→ Written task
Leave out the pictures and copy everything else in the entries exactly.

Dataset records:

____________________

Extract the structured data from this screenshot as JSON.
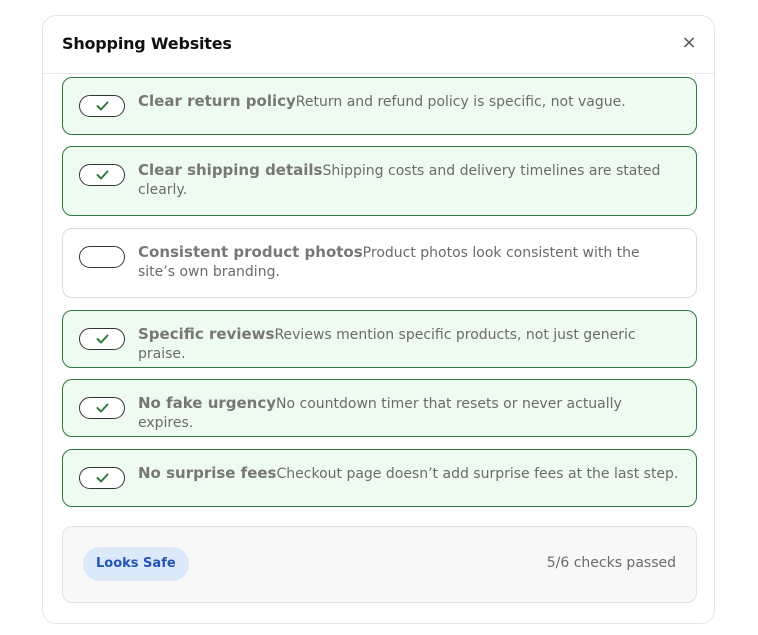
{
  "dialog": {
    "title": "Shopping Websites",
    "close_label": "×"
  },
  "checks": [
    {
      "title": "Clear return policy",
      "description": "Return and refund policy is specific, not vague.",
      "checked": true
    },
    {
      "title": "Clear shipping details",
      "description": "Shipping costs and delivery timelines are stated clearly.",
      "checked": true
    },
    {
      "title": "Consistent product photos",
      "description": "Product photos look consistent with the site’s own branding.",
      "checked": false
    },
    {
      "title": "Specific reviews",
      "description": "Reviews mention specific products, not just generic praise.",
      "checked": true
    },
    {
      "title": "No fake urgency",
      "description": "No countdown timer that resets or never actually expires.",
      "checked": true
    },
    {
      "title": "No surprise fees",
      "description": "Checkout page doesn’t add surprise fees at the last step.",
      "checked": true
    }
  ],
  "footer": {
    "badge": "Looks Safe",
    "summary": "5/6 checks passed"
  },
  "colors": {
    "passed_border": "#2f7a3f",
    "passed_bg": "#eefbf1",
    "badge_bg": "#dce9fb",
    "badge_text": "#2354b6"
  },
  "icons": {
    "close": "close-icon",
    "check": "checkmark-icon"
  }
}
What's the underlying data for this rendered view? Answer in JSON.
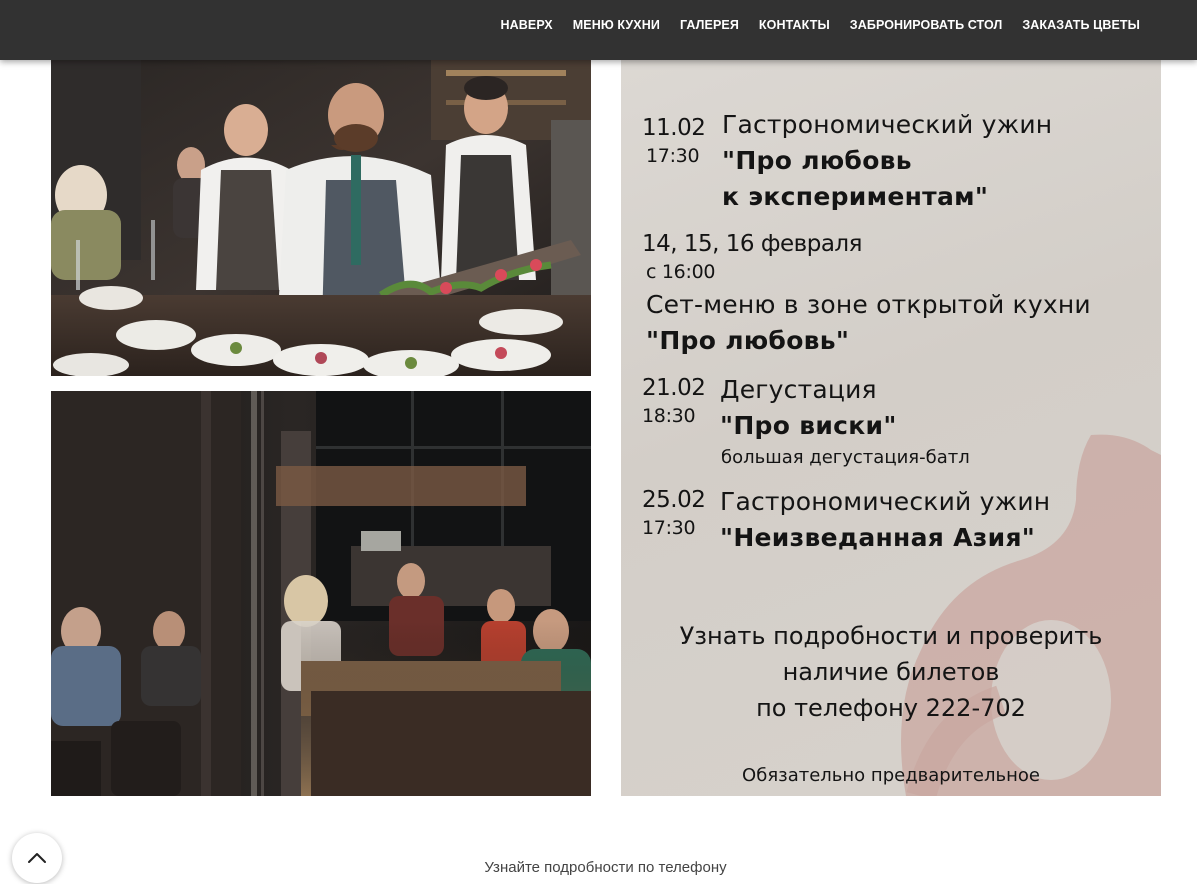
{
  "nav": {
    "items": [
      {
        "label": "НАВЕРХ",
        "name": "nav-item-top"
      },
      {
        "label": "МЕНЮ КУХНИ",
        "name": "nav-item-menu"
      },
      {
        "label": "ГАЛЕРЕЯ",
        "name": "nav-item-gallery"
      },
      {
        "label": "КОНТАКТЫ",
        "name": "nav-item-contacts"
      },
      {
        "label": "ЗАБРОНИРОВАТЬ СТОЛ",
        "name": "nav-item-book-table"
      },
      {
        "label": "ЗАКАЗАТЬ ЦВЕТЫ",
        "name": "nav-item-order-flowers"
      }
    ]
  },
  "poster": {
    "events": [
      {
        "date": "11.02",
        "time": "17:30",
        "type": "Гастрономический ужин",
        "title_line1": "\"Про любовь",
        "title_line2": "к экспериментам\""
      },
      {
        "date": "14, 15, 16 февраля",
        "time": "с 16:00",
        "type": "Сет-меню в зоне открытой кухни",
        "title": "\"Про любовь\""
      },
      {
        "date": "21.02",
        "time": "18:30",
        "type": "Дегустация",
        "title": "\"Про виски\"",
        "subtitle": "большая дегустация-батл"
      },
      {
        "date": "25.02",
        "time": "17:30",
        "type": "Гастрономический ужин",
        "title": "\"Неизведанная Азия\""
      }
    ],
    "info_line1": "Узнать подробности и проверить",
    "info_line2": "наличие билетов",
    "info_line3": "по телефону 222-702",
    "note": "Обязательно предварительное"
  },
  "footer": {
    "text": "Узнайте подробности по телефону"
  },
  "icons": {
    "scroll_top": "chevron-up-icon"
  },
  "colors": {
    "topbar": "#323232",
    "poster_bg": "#d6d1cb",
    "poster_deco": "#c9a7a0"
  }
}
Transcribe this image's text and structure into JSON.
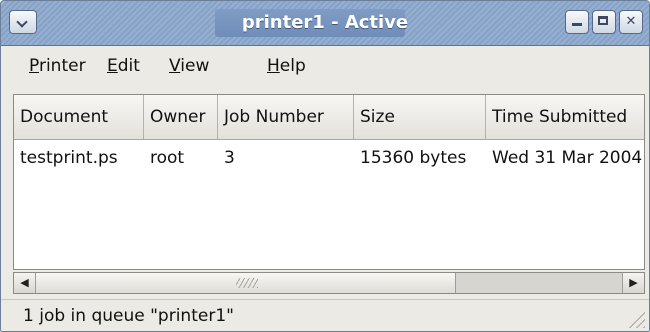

____________________

→ Answer below
Extract the structured data from this screenshot as JSON.
{
  "dialog": {
    "title": "Shopping Websites",
    "close_label": "×"
  },
  "checks": [
    {
      "title": "Clear return policy",
      "description": "Return and refund policy is specific, not vague.",
      "checked": true
    },
    {
      "title": "Clear shipping details",
      "description": "Shipping costs and delivery timelines are stated clearly.",
      "checked": true
    },
    {
      "title": "Consistent product photos",
      "description": "Product photos look consistent with the site’s own branding.",
      "checked": false
    },
    {
      "title": "Specific reviews",
      "description": "Reviews mention specific products, not just generic praise.",
      "checked": true
    },
    {
      "title": "No fake urgency",
      "description": "No countdown timer that resets or never actually expires.",
      "checked": true
    },
    {
      "title": "No surprise fees",
      "description": "Checkout page doesn’t add surprise fees at the last step.",
      "checked": true
    }
  ],
  "footer": {
    "badge": "Looks Safe",
    "summary": "5/6 checks passed"
  },
  "colors": {
    "passed_border": "#2f7a3f",
    "passed_bg": "#eefbf1",
    "badge_bg": "#dce9fb",
    "badge_text": "#2354b6"
  },
  "icons": {
    "close": "close-icon",
    "check": "checkmark-icon"
  }
}
What's the underlying data for this rendered view? Answer in JSON.
{
  "nav": {
    "items": [
      {
        "label": "НАВЕРХ",
        "name": "nav-item-top"
      },
      {
        "label": "МЕНЮ КУХНИ",
        "name": "nav-item-menu"
      },
      {
        "label": "ГАЛЕРЕЯ",
        "name": "nav-item-gallery"
      },
      {
        "label": "КОНТАКТЫ",
        "name": "nav-item-contacts"
      },
      {
        "label": "ЗАБРОНИРОВАТЬ СТОЛ",
        "name": "nav-item-book-table"
      },
      {
        "label": "ЗАКАЗАТЬ ЦВЕТЫ",
        "name": "nav-item-order-flowers"
      }
    ]
  },
  "poster": {
    "events": [
      {
        "date": "11.02",
        "time": "17:30",
        "type": "Гастрономический ужин",
        "title_line1": "\"Про любовь",
        "title_line2": "к экспериментам\""
      },
      {
        "date": "14, 15, 16 февраля",
        "time": "с 16:00",
        "type": "Сет-меню в зоне открытой кухни",
        "title": "\"Про любовь\""
      },
      {
        "date": "21.02",
        "time": "18:30",
        "type": "Дегустация",
        "title": "\"Про виски\"",
        "subtitle": "большая дегустация-батл"
      },
      {
        "date": "25.02",
        "time": "17:30",
        "type": "Гастрономический ужин",
        "title": "\"Неизведанная Азия\""
      }
    ],
    "info_line1": "Узнать подробности и проверить",
    "info_line2": "наличие билетов",
    "info_line3": "по телефону 222-702",
    "note": "Обязательно предварительное"
  },
  "footer": {
    "text": "Узнайте подробности по телефону"
  },
  "icons": {
    "scroll_top": "chevron-up-icon"
  },
  "colors": {
    "topbar": "#323232",
    "poster_bg": "#d6d1cb",
    "poster_deco": "#c9a7a0"
  }
}
Transcribe this image's text and structure into JSON.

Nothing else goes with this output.